Requirements: Copy out the whole listing exactly as written, leaving the pictures behind.

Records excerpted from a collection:
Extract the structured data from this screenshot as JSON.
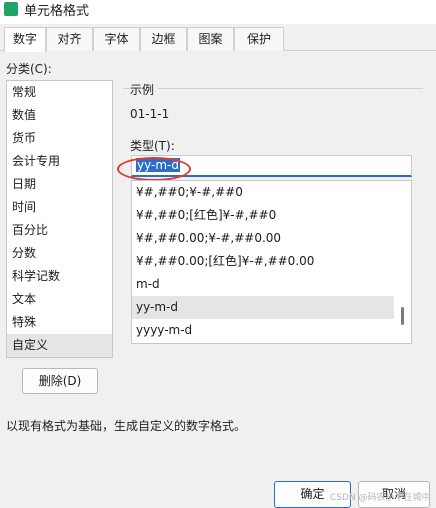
{
  "window": {
    "title": "单元格格式"
  },
  "tabs": [
    {
      "label": "数字",
      "active": true
    },
    {
      "label": "对齐",
      "active": false
    },
    {
      "label": "字体",
      "active": false
    },
    {
      "label": "边框",
      "active": false
    },
    {
      "label": "图案",
      "active": false
    },
    {
      "label": "保护",
      "active": false
    }
  ],
  "category": {
    "label": "分类(C):",
    "items": [
      "常规",
      "数值",
      "货币",
      "会计专用",
      "日期",
      "时间",
      "百分比",
      "分数",
      "科学记数",
      "文本",
      "特殊",
      "自定义"
    ],
    "selected": "自定义"
  },
  "delete_button": "删除(D)",
  "sample": {
    "label": "示例",
    "value": "01-1-1"
  },
  "type": {
    "label": "类型(T):",
    "value": "yy-m-d",
    "options": [
      "¥#,##0;¥-#,##0",
      "¥#,##0;[红色]¥-#,##0",
      "¥#,##0.00;¥-#,##0.00",
      "¥#,##0.00;[红色]¥-#,##0.00",
      "m-d",
      "yy-m-d",
      "yyyy-m-d"
    ],
    "selected": "yy-m-d"
  },
  "description": "以现有格式为基础，生成自定义的数字格式。",
  "ok_button": "确定",
  "cancel_button": "取消",
  "watermark": "CSDN @码农小牛在城中",
  "colors": {
    "accent": "#2c6dc8",
    "annotation": "#e03a2e",
    "app_icon": "#1fa463"
  }
}
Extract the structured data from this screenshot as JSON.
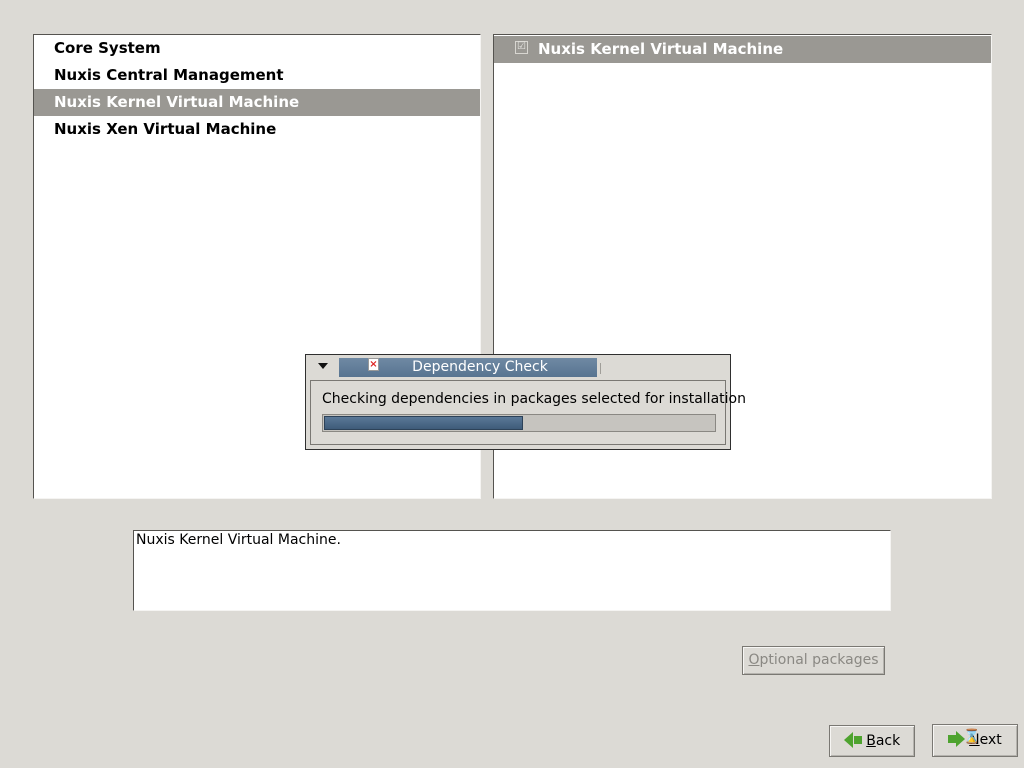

Response to this exercise:
Extract the structured data from this screenshot as JSON.
{
  "window": {
    "title": "单元格格式"
  },
  "tabs": [
    {
      "label": "数字",
      "active": true
    },
    {
      "label": "对齐",
      "active": false
    },
    {
      "label": "字体",
      "active": false
    },
    {
      "label": "边框",
      "active": false
    },
    {
      "label": "图案",
      "active": false
    },
    {
      "label": "保护",
      "active": false
    }
  ],
  "category": {
    "label": "分类(C):",
    "items": [
      "常规",
      "数值",
      "货币",
      "会计专用",
      "日期",
      "时间",
      "百分比",
      "分数",
      "科学记数",
      "文本",
      "特殊",
      "自定义"
    ],
    "selected": "自定义"
  },
  "delete_button": "删除(D)",
  "sample": {
    "label": "示例",
    "value": "01-1-1"
  },
  "type": {
    "label": "类型(T):",
    "value": "yy-m-d",
    "options": [
      "¥#,##0;¥-#,##0",
      "¥#,##0;[红色]¥-#,##0",
      "¥#,##0.00;¥-#,##0.00",
      "¥#,##0.00;[红色]¥-#,##0.00",
      "m-d",
      "yy-m-d",
      "yyyy-m-d"
    ],
    "selected": "yy-m-d"
  },
  "description": "以现有格式为基础，生成自定义的数字格式。",
  "ok_button": "确定",
  "cancel_button": "取消",
  "watermark": "CSDN @码农小牛在城中",
  "colors": {
    "accent": "#2c6dc8",
    "annotation": "#e03a2e",
    "app_icon": "#1fa463"
  }
}
Extract the structured data from this screenshot as JSON.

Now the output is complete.